Data extracted from a collection:

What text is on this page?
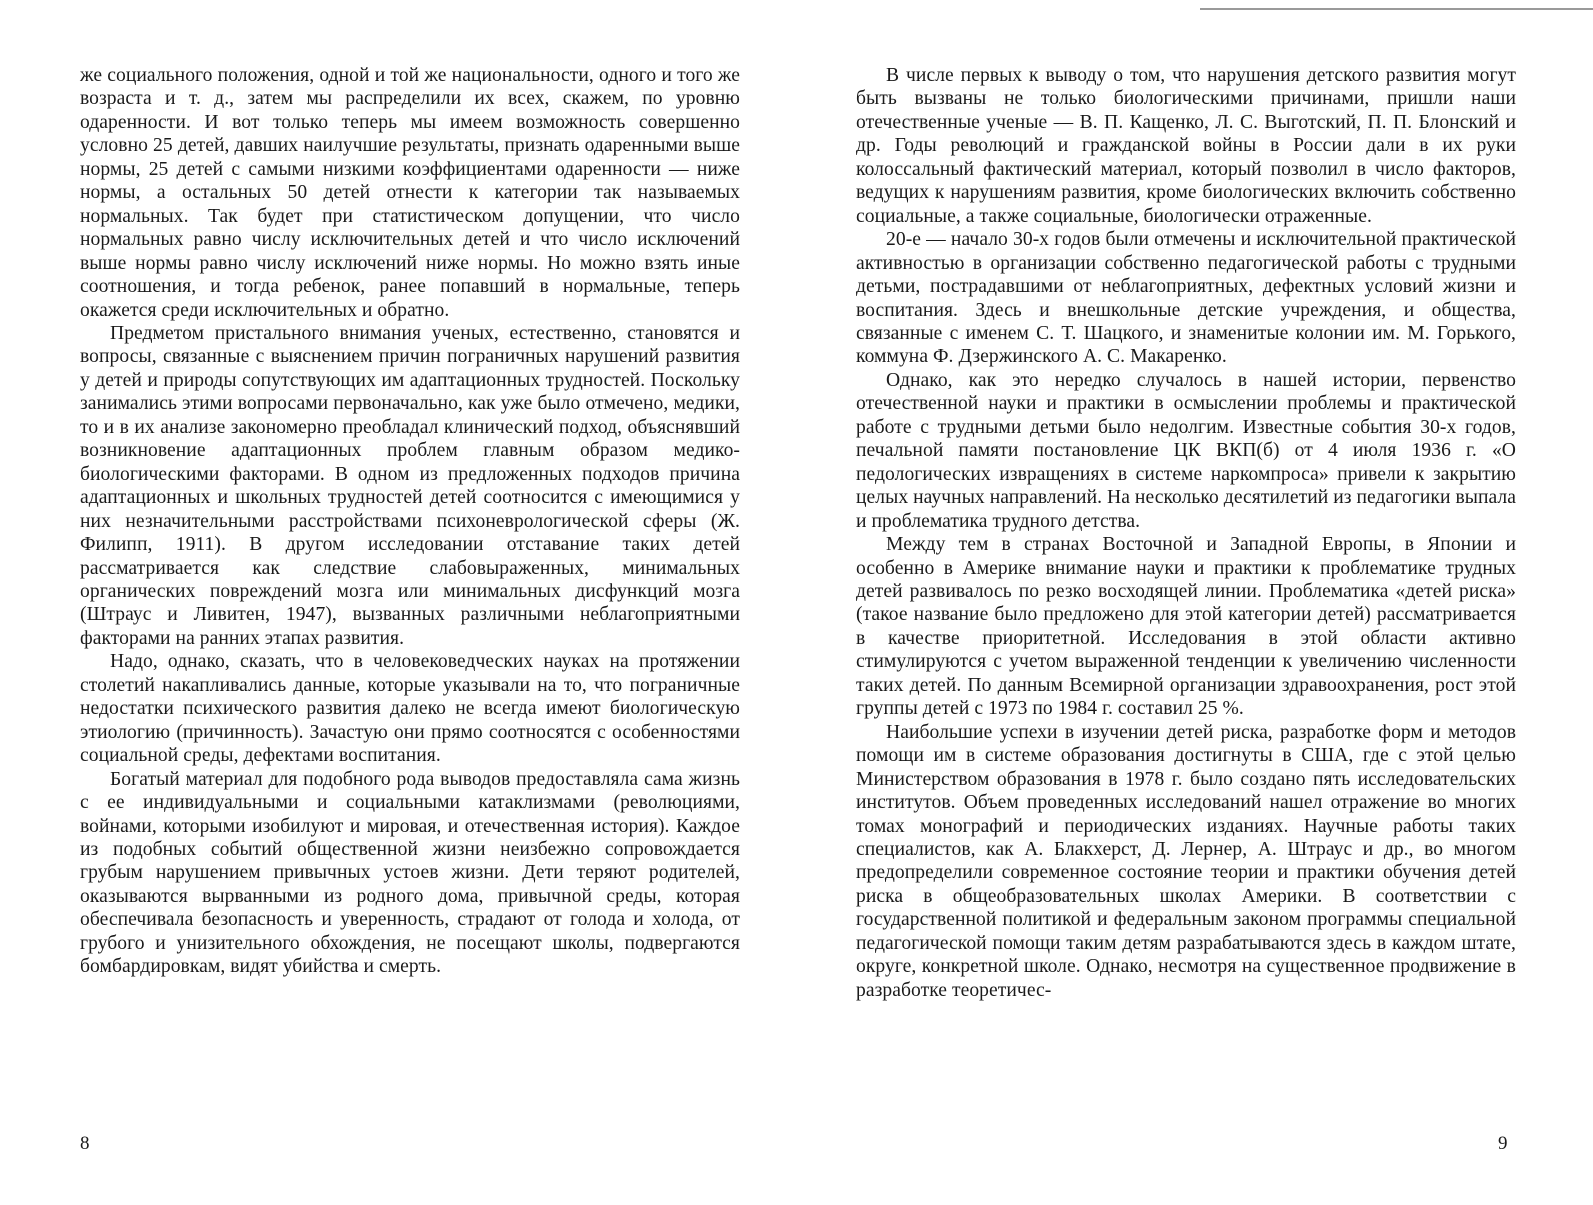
же социального положения, одной и той же национальности, одного и того же возраста и т. д., затем мы распределили их всех, скажем, по уровню одаренности. И вот только теперь мы имеем возможность совершенно условно 25 детей, давших наилучшие результаты, признать одаренными выше нормы, 25 детей с самыми низкими коэффициентами одаренности — ниже нормы, а остальных 50 детей отнести к категории так называемых нормальных. Так будет при статистическом допущении, что число нормальных равно числу исключительных детей и что число исключений выше нормы равно числу исключений ниже нормы. Но можно взять иные соотношения, и тогда ребенок, ранее попавший в нормальные, теперь окажется среди исключительных и обратно.

Предметом пристального внимания ученых, естественно, становятся и вопросы, связанные с выяснением причин пограничных нарушений развития у детей и природы сопутствующих им адаптационных трудностей. Поскольку занимались этими вопросами первоначально, как уже было отмечено, медики, то и в их анализе закономерно преобладал клинический подход, объяснявший возникновение адаптационных проблем главным образом медико-биологическими факторами. В одном из предложенных подходов причина адаптационных и школьных трудностей детей соотносится с имеющимися у них незначительными расстройствами психоневрологической сферы (Ж. Филипп, 1911). В другом исследовании отставание таких детей рассматривается как следствие слабовыраженных, минимальных органических повреждений мозга или минимальных дисфункций мозга (Штраус и Ливитен, 1947), вызванных различными неблагоприятными факторами на ранних этапах развития.

Надо, однако, сказать, что в человековедческих науках на протяжении столетий накапливались данные, которые указывали на то, что пограничные недостатки психического развития далеко не всегда имеют биологическую этиологию (причинность). Зачастую они прямо соотносятся с особенностями социальной среды, дефектами воспитания.

Богатый материал для подобного рода выводов предоставляла сама жизнь с ее индивидуальными и социальными катаклизмами (революциями, войнами, которыми изобилуют и мировая, и отечественная история). Каждое из подобных событий общественной жизни неизбежно сопровождается грубым нарушением привычных устоев жизни. Дети теряют родителей, оказываются вырванными из родного дома, привычной среды, которая обеспечивала безопасность и уверенность, страдают от голода и холода, от грубого и унизительного обхождения, не посещают школы, подвергаются бомбардировкам, видят убийства и смерть.

В числе первых к выводу о том, что нарушения детского развития могут быть вызваны не только биологическими причинами, пришли наши отечественные ученые — В. П. Кащенко, Л. С. Выготский, П. П. Блонский и др. Годы революций и гражданской войны в России дали в их руки колоссальный фактический материал, который позволил в число факторов, ведущих к нарушениям развития, кроме биологических включить собственно социальные, а также социальные, биологически отраженные.

20-е — начало 30-х годов были отмечены и исключительной практической активностью в организации собственно педагогической работы с трудными детьми, пострадавшими от неблагоприятных, дефектных условий жизни и воспитания. Здесь и внешкольные детские учреждения, и общества, связанные с именем С. Т. Шацкого, и знаменитые колонии им. М. Горького, коммуна Ф. Дзержинского А. С. Макаренко.

Однако, как это нередко случалось в нашей истории, первенство отечественной науки и практики в осмыслении проблемы и практической работе с трудными детьми было недолгим. Известные события 30-х годов, печальной памяти постановление ЦК ВКП(б) от 4 июля 1936 г. «О педологических извращениях в системе наркомпроса» привели к закрытию целых научных направлений. На несколько десятилетий из педагогики выпала и проблематика трудного детства.

Между тем в странах Восточной и Западной Европы, в Японии и особенно в Америке внимание науки и практики к проблематике трудных детей развивалось по резко восходящей линии. Проблематика «детей риска» (такое название было предложено для этой категории детей) рассматривается в качестве приоритетной. Исследования в этой области активно стимулируются с учетом выраженной тенденции к увеличению численности таких детей. По данным Всемирной организации здравоохранения, рост этой группы детей с 1973 по 1984 г. составил 25 %.

Наибольшие успехи в изучении детей риска, разработке форм и методов помощи им в системе образования достигнуты в США, где с этой целью Министерством образования в 1978 г. было создано пять исследовательских институтов. Объем проведенных исследований нашел отражение во многих томах монографий и периодических изданиях. Научные работы таких специалистов, как А. Блакхерст, Д. Лернер, А. Штраус и др., во многом предопределили современное состояние теории и практики обучения детей риска в общеобразовательных школах Америки. В соответствии с государственной политикой и федеральным законом программы специальной педагогической помощи таким детям разрабатываются здесь в каждом штате, округе, конкретной школе. Однако, несмотря на существенное продвижение в разработке теоретичес-

8	9
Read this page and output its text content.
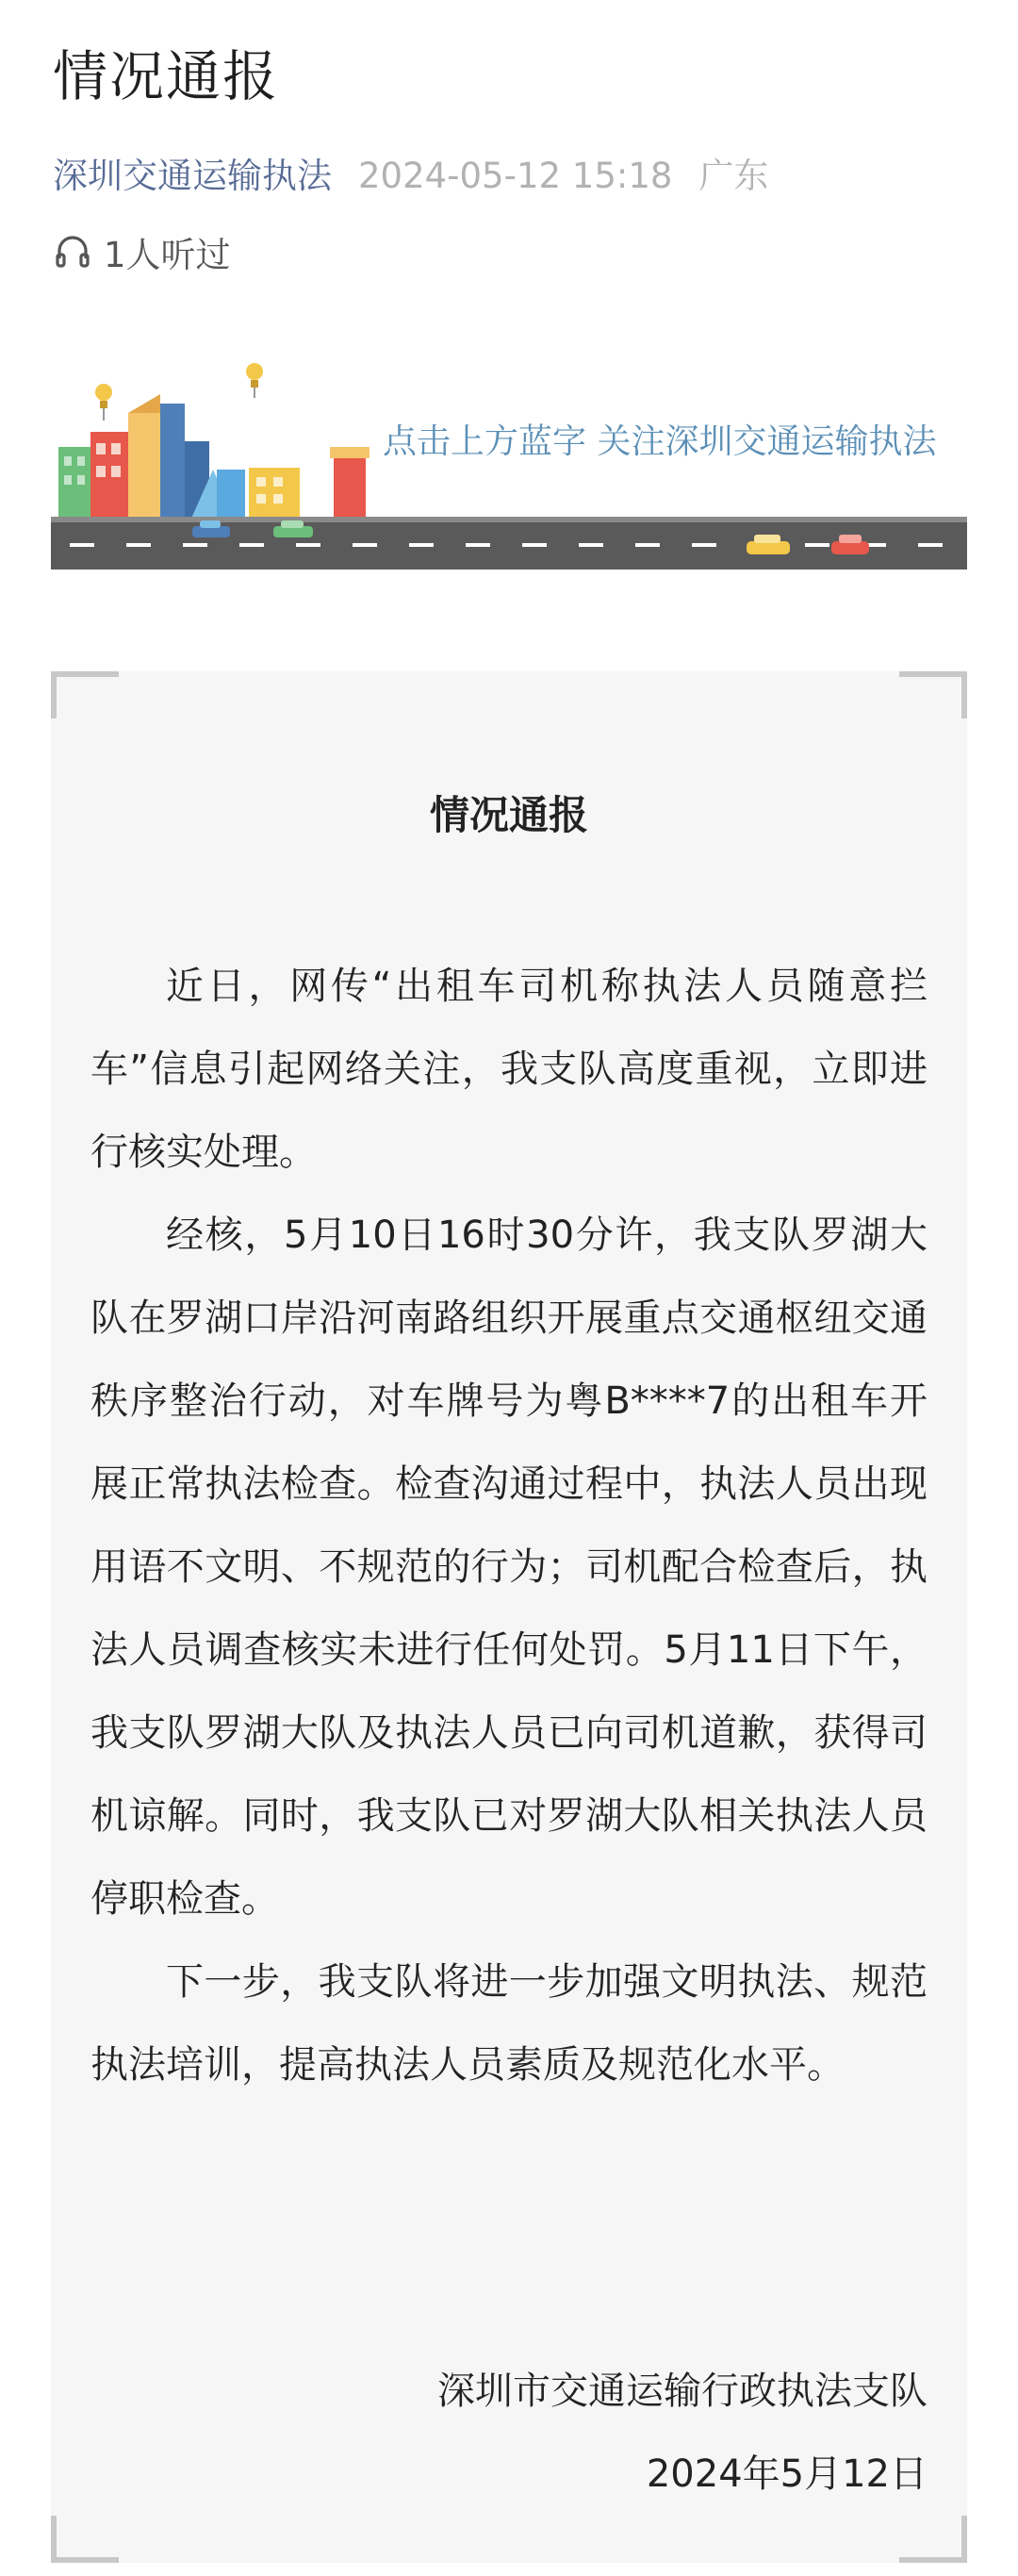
情况通报
深圳交通运输执法 2024-05-12 15:18 广东
1人听过
点击上方蓝字 关注深圳交通运输执法
情况通报

近日，网传“出租车司机称执法人员随意拦车”信息引起网络关注，我支队高度重视，立即进行核实处理。

经核，5月10日16时30分许，我支队罗湖大队在罗湖口岸沿河南路组织开展重点交通枢纽交通秩序整治行动，对车牌号为粤B****7的出租车开展正常执法检查。检查沟通过程中，执法人员出现用语不文明、不规范的行为；司机配合检查后，执法人员调查核实未进行任何处罚。5月11日下午，我支队罗湖大队及执法人员已向司机道歉，获得司机谅解。同时，我支队已对罗湖大队相关执法人员停职检查。

下一步，我支队将进一步加强文明执法、规范执法培训，提高执法人员素质及规范化水平。

深圳市交通运输行政执法支队
2024年5月12日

### What is asked:
Every entry above is to be set down exactly; the pictures are to be left out.

### Output for this task:
What text is on this page?
же социального положения, одной и той же национальности, одного и того же возраста и т. д., затем мы распределили их всех, скажем, по уровню одаренности. И вот только теперь мы имеем возможность совершенно условно 25 детей, давших наилучшие результаты, признать одаренными выше нормы, 25 детей с самыми низкими коэффициентами одаренности — ниже нормы, а остальных 50 детей отнести к категории так называемых нормальных. Так будет при статистическом допущении, что число нормальных равно числу исключительных детей и что число исключений выше нормы равно числу исключений ниже нормы. Но можно взять иные соотношения, и тогда ребенок, ранее попавший в нормальные, теперь окажется среди исключительных и обратно.

Предметом пристального внимания ученых, естественно, становятся и вопросы, связанные с выяснением причин пограничных нарушений развития у детей и природы сопутствующих им адаптационных трудностей. Поскольку занимались этими вопросами первоначально, как уже было отмечено, медики, то и в их анализе закономерно преобладал клинический подход, объяснявший возникновение адаптационных проблем главным образом медико-биологическими факторами. В одном из предложенных подходов причина адаптационных и школьных трудностей детей соотносится с имеющимися у них незначительными расстройствами психоневрологической сферы (Ж. Филипп, 1911). В другом исследовании отставание таких детей рассматривается как следствие слабовыраженных, минимальных органических повреждений мозга или минимальных дисфункций мозга (Штраус и Ливитен, 1947), вызванных различными неблагоприятными факторами на ранних этапах развития.

Надо, однако, сказать, что в человековедческих науках на протяжении столетий накапливались данные, которые указывали на то, что пограничные недостатки психического развития далеко не всегда имеют биологическую этиологию (причинность). Зачастую они прямо соотносятся с особенностями социальной среды, дефектами воспитания.

Богатый материал для подобного рода выводов предоставляла сама жизнь с ее индивидуальными и социальными катаклизмами (революциями, войнами, которыми изобилуют и мировая, и отечественная история). Каждое из подобных событий общественной жизни неизбежно сопровождается грубым нарушением привычных устоев жизни. Дети теряют родителей, оказываются вырванными из родного дома, привычной среды, которая обеспечивала безопасность и уверенность, страдают от голода и холода, от грубого и унизительного обхождения, не посещают школы, подвергаются бомбардировкам, видят убийства и смерть.

В числе первых к выводу о том, что нарушения детского развития могут быть вызваны не только биологическими причинами, пришли наши отечественные ученые — В. П. Кащенко, Л. С. Выготский, П. П. Блонский и др. Годы революций и гражданской войны в России дали в их руки колоссальный фактический материал, который позволил в число факторов, ведущих к нарушениям развития, кроме биологических включить собственно социальные, а также социальные, биологически отраженные.

20-е — начало 30-х годов были отмечены и исключительной практической активностью в организации собственно педагогической работы с трудными детьми, пострадавшими от неблагоприятных, дефектных условий жизни и воспитания. Здесь и внешкольные детские учреждения, и общества, связанные с именем С. Т. Шацкого, и знаменитые колонии им. М. Горького, коммуна Ф. Дзержинского А. С. Макаренко.

Однако, как это нередко случалось в нашей истории, первенство отечественной науки и практики в осмыслении проблемы и практической работе с трудными детьми было недолгим. Известные события 30-х годов, печальной памяти постановление ЦК ВКП(б) от 4 июля 1936 г. «О педологических извращениях в системе наркомпроса» привели к закрытию целых научных направлений. На несколько десятилетий из педагогики выпала и проблематика трудного детства.

Между тем в странах Восточной и Западной Европы, в Японии и особенно в Америке внимание науки и практики к проблематике трудных детей развивалось по резко восходящей линии. Проблематика «детей риска» (такое название было предложено для этой категории детей) рассматривается в качестве приоритетной. Исследования в этой области активно стимулируются с учетом выраженной тенденции к увеличению численности таких детей. По данным Всемирной организации здравоохранения, рост этой группы детей с 1973 по 1984 г. составил 25 %.

Наибольшие успехи в изучении детей риска, разработке форм и методов помощи им в системе образования достигнуты в США, где с этой целью Министерством образования в 1978 г. было создано пять исследовательских институтов. Объем проведенных исследований нашел отражение во многих томах монографий и периодических изданиях. Научные работы таких специалистов, как А. Блакхерст, Д. Лернер, А. Штраус и др., во многом предопределили современное состояние теории и практики обучения детей риска в общеобразовательных школах Америки. В соответствии с государственной политикой и федеральным законом программы специальной педагогической помощи таким детям разрабатываются здесь в каждом штате, округе, конкретной школе. Однако, несмотря на существенное продвижение в разработке теоретичес-

8	9
Read this page and output its text content.
情况通报
深圳交通运输执法 2024-05-12 15:18 广东
1人听过
点击上方蓝字 关注深圳交通运输执法
情况通报

近日，网传“出租车司机称执法人员随意拦车”信息引起网络关注，我支队高度重视，立即进行核实处理。

经核，5月10日16时30分许，我支队罗湖大队在罗湖口岸沿河南路组织开展重点交通枢纽交通秩序整治行动，对车牌号为粤B****7的出租车开展正常执法检查。检查沟通过程中，执法人员出现用语不文明、不规范的行为；司机配合检查后，执法人员调查核实未进行任何处罚。5月11日下午，我支队罗湖大队及执法人员已向司机道歉，获得司机谅解。同时，我支队已对罗湖大队相关执法人员停职检查。

下一步，我支队将进一步加强文明执法、规范执法培训，提高执法人员素质及规范化水平。

深圳市交通运输行政执法支队
2024年5月12日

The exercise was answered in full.